* [Supplied text]
******************************

Live album by Gamma Ray
- Released: 30 November 2012
- Recorded: Live at Z7, Pratteln (Switzerland)
- Genre: Heavy metal, power metal, speed metal
- Length: 114:24
- Label: earMUSIC/Edel Music
- Producer: Kai Hansen

Gamma Ray chronology
| To the Metal! (2010) | Skeletons & Majesties Live (2012) | Master of Confusion (2013) |

= Skeletons & Majesties Live =

Skeletons & Majesties Live is the fourth live album of the metal band Gamma Ray. The album was recorded during Gamma Ray's 2011 concert in Pratteln (Switzerland) and contains acoustic renditions of the songs Rebellion in Dreamland and Send Me a Sign as well as the guest appearance of then ex-Helloween and Unisonic vocalist Michael Kiske on 3 tracks.

It was released both as an audio CD as well as a DVD on 30 November 2012.

******************************

* [Records provided]
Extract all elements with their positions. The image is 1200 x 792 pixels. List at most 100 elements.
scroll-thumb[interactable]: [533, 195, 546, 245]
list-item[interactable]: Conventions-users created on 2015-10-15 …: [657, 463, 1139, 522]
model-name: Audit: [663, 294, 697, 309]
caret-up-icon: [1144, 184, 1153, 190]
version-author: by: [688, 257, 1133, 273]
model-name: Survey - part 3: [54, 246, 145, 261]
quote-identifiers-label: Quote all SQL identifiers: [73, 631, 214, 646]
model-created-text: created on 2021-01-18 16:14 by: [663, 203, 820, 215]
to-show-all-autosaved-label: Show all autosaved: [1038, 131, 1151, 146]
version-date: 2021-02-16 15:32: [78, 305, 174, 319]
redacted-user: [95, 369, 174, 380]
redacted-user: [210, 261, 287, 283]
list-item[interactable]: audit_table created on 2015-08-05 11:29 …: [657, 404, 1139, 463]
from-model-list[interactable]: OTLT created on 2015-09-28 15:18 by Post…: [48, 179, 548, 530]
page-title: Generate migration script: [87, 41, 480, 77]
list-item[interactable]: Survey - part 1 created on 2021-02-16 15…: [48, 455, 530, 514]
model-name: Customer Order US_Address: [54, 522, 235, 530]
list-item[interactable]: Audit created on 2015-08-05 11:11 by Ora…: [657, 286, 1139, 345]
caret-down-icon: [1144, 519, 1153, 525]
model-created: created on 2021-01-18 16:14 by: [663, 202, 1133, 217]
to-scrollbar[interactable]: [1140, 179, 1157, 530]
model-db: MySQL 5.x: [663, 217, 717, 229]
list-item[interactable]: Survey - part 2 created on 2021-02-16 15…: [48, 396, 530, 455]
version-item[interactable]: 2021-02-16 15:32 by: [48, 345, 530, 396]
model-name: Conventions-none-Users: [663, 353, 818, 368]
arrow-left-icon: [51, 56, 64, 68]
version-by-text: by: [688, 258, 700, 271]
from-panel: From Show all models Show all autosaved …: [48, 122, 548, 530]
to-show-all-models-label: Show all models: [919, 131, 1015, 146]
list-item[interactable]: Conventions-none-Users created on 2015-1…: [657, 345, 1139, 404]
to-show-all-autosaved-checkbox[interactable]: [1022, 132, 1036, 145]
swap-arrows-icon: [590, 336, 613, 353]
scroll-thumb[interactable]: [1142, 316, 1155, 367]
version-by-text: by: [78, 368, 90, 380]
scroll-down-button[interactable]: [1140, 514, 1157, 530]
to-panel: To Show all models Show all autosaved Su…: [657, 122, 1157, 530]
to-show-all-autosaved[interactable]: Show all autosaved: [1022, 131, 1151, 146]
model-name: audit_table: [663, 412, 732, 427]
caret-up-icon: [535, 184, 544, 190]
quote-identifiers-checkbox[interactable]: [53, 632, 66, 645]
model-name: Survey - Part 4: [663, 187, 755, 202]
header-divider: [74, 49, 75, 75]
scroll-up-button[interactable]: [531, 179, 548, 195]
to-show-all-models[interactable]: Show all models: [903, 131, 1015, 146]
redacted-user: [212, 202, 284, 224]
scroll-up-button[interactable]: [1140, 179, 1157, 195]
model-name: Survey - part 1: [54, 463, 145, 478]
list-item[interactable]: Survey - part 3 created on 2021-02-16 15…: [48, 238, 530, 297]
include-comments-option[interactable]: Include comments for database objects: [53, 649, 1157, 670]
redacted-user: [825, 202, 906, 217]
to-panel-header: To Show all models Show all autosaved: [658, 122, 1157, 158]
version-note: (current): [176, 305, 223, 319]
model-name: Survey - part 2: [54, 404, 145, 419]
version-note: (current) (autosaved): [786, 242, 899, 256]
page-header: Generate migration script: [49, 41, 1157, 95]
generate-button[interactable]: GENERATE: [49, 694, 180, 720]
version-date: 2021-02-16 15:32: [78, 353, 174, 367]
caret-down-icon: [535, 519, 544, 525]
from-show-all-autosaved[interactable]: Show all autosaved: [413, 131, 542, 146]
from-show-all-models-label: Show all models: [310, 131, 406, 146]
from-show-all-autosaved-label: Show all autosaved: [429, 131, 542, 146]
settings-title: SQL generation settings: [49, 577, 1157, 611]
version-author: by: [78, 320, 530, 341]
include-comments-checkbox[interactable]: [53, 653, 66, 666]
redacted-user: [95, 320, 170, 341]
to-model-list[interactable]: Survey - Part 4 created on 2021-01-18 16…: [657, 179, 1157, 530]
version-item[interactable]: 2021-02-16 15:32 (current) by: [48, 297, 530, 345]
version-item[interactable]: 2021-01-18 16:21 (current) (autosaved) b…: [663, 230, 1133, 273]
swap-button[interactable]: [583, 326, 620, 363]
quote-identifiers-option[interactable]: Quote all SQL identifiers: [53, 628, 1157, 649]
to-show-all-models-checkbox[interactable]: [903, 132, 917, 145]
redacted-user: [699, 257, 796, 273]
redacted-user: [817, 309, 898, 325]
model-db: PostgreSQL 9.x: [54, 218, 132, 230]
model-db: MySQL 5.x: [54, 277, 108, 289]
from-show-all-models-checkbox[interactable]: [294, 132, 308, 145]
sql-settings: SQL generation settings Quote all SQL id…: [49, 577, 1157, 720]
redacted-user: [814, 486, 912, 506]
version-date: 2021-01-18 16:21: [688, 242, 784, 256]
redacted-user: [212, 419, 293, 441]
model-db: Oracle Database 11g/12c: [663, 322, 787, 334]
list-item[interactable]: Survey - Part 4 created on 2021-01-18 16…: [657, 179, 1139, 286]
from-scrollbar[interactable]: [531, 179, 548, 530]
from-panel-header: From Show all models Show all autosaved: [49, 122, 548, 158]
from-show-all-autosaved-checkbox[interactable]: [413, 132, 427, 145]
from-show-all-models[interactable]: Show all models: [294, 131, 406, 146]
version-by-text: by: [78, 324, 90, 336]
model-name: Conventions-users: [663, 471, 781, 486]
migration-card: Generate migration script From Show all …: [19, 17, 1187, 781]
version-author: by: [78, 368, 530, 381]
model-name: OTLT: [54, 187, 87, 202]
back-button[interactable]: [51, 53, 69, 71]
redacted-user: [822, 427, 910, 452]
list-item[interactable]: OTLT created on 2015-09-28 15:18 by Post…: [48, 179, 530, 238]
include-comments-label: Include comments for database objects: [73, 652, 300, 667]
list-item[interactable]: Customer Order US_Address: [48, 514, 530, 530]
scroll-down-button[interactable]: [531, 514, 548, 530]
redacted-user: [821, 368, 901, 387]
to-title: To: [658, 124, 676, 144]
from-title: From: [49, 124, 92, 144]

******************************

* [Directives]
a) Retype the passage of the Gamma Ray live album text between "- Genre: Heavy" and "30 November 2012.", inclusive.
b) List every music genre the Gamma Ray live album text assigns to the album.

* [Outputs for the tasks]
a)
- Genre: Heavy metal, power metal, speed metal
- Length: 114:24
- Label: earMUSIC/Edel Music
- Producer: Kai Hansen

Gamma Ray chronology
| To the Metal! (2010) | Skeletons & Majesties Live (2012) | Master of Confusion (2013) |

= Skeletons & Majesties Live =

Skeletons & Majesties Live is the fourth live album of the metal band Gamma Ray. The album was recorded during Gamma Ray's 2011 concert in Pratteln (Switzerland) and contains acoustic renditions of the songs Rebellion in Dreamland and Send Me a Sign as well as the guest appearance of then ex-Helloween and Unisonic vocalist Michael Kiske on 3 tracks.

It was released both as an audio CD as well as a DVD on 30 November 2012.

b)
Heavy metal
Power metal
Speed metal